§ **Task goal**
Pick out all lines with the word "деятельность" from the records that follow.

Saved data entries
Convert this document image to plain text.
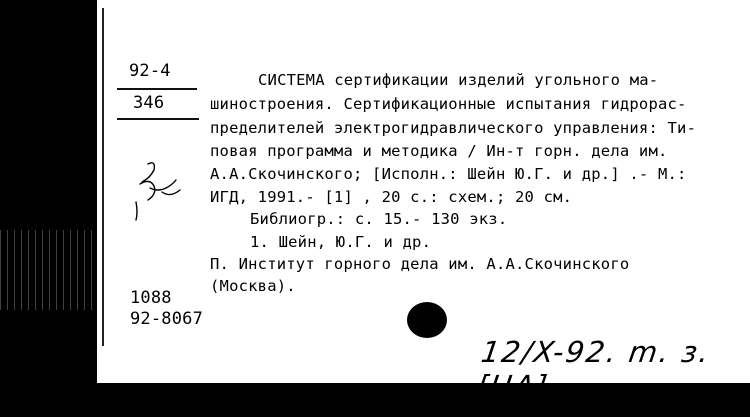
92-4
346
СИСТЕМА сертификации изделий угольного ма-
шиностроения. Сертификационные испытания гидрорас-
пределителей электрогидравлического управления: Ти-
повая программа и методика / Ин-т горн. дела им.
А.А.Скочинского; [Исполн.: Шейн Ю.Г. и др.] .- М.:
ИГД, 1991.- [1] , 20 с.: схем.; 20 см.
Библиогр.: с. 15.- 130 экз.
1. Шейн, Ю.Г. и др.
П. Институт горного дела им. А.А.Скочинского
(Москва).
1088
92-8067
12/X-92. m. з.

==

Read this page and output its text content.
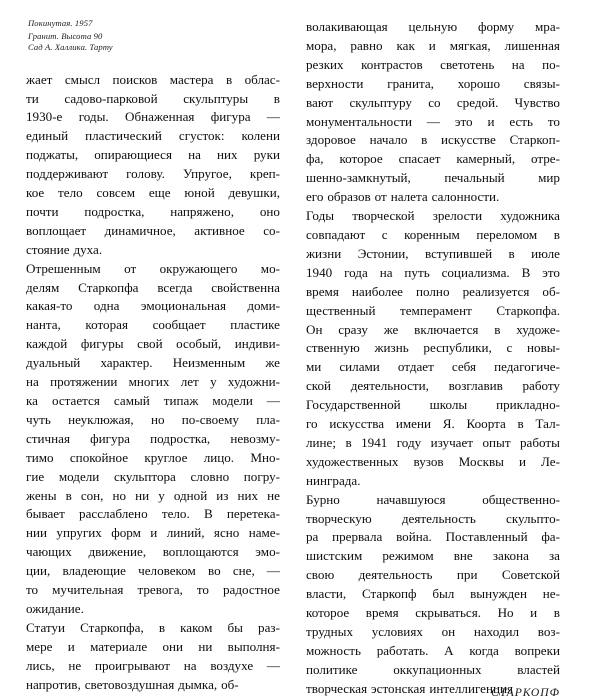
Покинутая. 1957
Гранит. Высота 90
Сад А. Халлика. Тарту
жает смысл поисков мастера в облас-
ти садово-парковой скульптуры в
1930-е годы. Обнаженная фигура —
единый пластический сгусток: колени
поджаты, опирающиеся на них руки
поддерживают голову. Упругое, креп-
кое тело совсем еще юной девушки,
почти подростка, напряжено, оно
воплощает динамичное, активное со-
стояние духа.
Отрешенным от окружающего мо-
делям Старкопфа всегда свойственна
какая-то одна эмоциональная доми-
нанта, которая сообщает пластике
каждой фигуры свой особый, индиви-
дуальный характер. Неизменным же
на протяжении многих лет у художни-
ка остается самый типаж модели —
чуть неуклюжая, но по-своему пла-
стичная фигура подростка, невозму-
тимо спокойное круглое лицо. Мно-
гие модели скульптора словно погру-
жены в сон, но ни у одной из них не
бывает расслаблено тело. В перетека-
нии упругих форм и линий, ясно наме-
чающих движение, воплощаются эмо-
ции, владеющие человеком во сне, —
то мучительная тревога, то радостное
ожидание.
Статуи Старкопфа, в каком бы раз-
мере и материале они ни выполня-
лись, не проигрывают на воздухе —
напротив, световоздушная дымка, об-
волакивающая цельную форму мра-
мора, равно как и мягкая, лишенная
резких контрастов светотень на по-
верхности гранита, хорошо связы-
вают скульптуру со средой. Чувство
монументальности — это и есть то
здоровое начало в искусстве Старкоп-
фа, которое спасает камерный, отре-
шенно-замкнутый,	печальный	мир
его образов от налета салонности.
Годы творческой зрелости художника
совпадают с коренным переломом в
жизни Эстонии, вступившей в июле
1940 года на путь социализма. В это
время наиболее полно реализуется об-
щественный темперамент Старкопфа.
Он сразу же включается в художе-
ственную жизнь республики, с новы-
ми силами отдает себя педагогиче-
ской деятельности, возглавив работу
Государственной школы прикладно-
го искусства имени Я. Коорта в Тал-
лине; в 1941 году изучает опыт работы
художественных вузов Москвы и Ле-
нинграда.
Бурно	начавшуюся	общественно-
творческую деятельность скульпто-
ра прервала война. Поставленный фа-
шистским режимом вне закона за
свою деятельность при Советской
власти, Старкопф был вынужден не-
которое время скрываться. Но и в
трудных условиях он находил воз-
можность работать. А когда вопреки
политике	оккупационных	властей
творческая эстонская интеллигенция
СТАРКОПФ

§ **Task result**
творческую деятельность скульпто-
свою деятельность при Советской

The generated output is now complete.